Rows from a dataset
______________________________

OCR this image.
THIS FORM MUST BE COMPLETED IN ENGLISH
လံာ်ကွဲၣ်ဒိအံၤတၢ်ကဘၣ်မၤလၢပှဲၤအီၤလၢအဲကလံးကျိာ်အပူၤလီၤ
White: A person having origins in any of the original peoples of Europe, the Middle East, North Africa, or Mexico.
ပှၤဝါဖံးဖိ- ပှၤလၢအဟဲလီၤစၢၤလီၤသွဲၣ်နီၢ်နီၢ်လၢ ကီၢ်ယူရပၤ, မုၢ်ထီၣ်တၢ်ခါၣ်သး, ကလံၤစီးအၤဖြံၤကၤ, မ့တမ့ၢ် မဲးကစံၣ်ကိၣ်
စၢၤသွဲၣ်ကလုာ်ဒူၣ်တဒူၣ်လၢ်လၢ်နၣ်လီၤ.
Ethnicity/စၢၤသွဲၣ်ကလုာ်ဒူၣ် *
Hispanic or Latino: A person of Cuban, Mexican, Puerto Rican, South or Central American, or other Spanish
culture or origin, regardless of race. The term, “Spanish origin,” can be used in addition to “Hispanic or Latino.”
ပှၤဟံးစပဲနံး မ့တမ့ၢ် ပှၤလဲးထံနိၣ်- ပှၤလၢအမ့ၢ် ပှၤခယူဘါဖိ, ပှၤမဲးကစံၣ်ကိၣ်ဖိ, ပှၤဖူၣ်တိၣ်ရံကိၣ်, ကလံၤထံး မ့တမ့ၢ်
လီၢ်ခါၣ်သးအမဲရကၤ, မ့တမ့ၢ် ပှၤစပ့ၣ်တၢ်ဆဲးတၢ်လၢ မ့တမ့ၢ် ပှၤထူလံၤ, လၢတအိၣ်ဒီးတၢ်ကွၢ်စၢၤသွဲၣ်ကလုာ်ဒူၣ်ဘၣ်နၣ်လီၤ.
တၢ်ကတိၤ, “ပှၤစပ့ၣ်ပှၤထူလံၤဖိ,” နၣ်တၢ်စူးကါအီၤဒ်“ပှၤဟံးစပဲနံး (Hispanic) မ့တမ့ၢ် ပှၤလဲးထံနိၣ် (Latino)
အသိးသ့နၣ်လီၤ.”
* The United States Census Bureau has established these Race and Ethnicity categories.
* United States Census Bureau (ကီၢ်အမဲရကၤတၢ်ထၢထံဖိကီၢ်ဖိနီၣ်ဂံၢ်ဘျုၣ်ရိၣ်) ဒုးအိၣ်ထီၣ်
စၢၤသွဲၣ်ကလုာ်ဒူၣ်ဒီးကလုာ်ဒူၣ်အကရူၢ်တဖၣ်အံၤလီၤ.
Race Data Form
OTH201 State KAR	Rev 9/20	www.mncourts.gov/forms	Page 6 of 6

______________________________

Write out every line of the listing that holds the word "Ethnicity".

Ethnicity/စၢၤသွဲၣ်ကလုာ်ဒူၣ် *
* The United States Census Bureau has established these Race and Ethnicity categories.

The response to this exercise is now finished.